* BEGIN EXTRACTED DATA *
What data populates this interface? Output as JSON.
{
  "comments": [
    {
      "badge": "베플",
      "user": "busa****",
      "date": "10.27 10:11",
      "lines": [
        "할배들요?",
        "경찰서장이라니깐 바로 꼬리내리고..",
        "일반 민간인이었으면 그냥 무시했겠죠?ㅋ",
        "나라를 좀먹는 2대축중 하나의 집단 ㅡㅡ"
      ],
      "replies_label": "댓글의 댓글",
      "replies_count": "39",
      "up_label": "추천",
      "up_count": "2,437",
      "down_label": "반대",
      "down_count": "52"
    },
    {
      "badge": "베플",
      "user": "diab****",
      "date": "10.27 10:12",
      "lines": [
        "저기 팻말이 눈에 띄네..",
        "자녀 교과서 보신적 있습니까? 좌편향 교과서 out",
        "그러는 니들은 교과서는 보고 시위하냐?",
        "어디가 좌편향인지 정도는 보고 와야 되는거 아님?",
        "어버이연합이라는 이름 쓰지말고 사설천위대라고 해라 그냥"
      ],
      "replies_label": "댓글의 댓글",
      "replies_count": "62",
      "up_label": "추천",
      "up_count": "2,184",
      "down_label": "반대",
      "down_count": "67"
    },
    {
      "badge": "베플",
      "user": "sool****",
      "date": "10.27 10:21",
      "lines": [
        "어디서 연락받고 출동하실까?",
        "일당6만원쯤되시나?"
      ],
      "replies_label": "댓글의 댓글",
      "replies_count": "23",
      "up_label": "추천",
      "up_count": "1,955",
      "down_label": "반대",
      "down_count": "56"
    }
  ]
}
* END EXTRACTED DATA *
* BEGIN EXTRACTED DATA *
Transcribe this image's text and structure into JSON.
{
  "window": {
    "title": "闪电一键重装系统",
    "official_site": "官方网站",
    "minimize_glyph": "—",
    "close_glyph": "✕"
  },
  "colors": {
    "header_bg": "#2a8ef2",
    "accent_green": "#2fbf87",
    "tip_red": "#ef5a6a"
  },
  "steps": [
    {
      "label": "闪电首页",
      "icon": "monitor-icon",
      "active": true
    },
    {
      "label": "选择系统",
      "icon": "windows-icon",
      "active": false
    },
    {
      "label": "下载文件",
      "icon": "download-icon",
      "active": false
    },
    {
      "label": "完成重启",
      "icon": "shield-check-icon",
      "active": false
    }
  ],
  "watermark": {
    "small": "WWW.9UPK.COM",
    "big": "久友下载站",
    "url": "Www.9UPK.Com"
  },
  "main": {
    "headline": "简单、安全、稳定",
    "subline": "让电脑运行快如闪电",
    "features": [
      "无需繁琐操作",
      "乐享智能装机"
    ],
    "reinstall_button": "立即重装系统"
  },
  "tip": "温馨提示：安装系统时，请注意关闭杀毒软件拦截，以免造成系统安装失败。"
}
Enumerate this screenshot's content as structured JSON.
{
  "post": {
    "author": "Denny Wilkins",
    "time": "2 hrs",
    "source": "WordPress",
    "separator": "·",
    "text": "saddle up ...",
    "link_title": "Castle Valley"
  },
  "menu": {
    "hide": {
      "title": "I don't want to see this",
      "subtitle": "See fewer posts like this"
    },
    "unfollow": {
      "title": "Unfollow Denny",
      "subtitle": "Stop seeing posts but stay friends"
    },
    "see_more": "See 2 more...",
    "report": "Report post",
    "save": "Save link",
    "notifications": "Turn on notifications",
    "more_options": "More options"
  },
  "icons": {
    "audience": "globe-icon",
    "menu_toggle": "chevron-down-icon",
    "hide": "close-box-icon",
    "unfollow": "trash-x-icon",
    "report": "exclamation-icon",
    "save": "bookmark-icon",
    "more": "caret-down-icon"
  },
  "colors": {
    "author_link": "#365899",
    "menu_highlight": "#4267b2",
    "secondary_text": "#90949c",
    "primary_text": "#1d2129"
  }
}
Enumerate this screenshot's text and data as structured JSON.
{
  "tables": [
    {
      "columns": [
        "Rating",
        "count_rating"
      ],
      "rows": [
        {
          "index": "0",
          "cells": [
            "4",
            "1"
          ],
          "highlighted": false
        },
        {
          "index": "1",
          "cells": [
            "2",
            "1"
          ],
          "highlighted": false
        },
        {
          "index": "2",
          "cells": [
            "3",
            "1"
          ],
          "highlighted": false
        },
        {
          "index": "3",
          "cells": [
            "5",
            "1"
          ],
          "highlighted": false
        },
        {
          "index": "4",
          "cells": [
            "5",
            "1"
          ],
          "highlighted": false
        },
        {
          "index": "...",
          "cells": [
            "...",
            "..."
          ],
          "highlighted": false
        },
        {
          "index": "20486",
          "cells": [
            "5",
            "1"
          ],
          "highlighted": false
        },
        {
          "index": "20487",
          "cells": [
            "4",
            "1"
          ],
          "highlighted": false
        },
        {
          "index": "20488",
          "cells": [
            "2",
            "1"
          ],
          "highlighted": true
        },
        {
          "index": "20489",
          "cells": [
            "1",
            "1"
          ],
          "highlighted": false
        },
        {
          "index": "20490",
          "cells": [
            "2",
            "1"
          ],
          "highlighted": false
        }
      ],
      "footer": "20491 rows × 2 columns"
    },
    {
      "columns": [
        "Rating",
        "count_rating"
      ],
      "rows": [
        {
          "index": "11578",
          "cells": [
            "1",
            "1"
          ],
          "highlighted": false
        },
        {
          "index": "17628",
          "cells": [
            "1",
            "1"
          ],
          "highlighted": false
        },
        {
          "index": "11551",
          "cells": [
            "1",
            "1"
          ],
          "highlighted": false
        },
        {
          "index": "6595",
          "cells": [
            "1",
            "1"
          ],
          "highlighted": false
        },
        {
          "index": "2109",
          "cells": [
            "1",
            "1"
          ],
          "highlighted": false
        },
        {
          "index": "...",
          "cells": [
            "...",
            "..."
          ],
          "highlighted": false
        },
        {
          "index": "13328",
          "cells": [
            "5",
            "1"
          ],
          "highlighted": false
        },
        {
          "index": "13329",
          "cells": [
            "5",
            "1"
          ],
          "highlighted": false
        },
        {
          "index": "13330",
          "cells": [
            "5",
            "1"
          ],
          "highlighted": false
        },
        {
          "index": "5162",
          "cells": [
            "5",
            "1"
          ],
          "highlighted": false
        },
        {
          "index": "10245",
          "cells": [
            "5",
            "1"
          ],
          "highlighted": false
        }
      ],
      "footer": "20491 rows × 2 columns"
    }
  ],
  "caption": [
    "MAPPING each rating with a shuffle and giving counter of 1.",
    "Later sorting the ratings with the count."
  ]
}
* END EXTRACTED DATA *
* [TASK STATEMENT]: From the entries above, collect every line with the string "report" in it.

* [RESULT FOR THIS EXERCISE]:
    "report": "Report post",
    "report": "exclamation-icon",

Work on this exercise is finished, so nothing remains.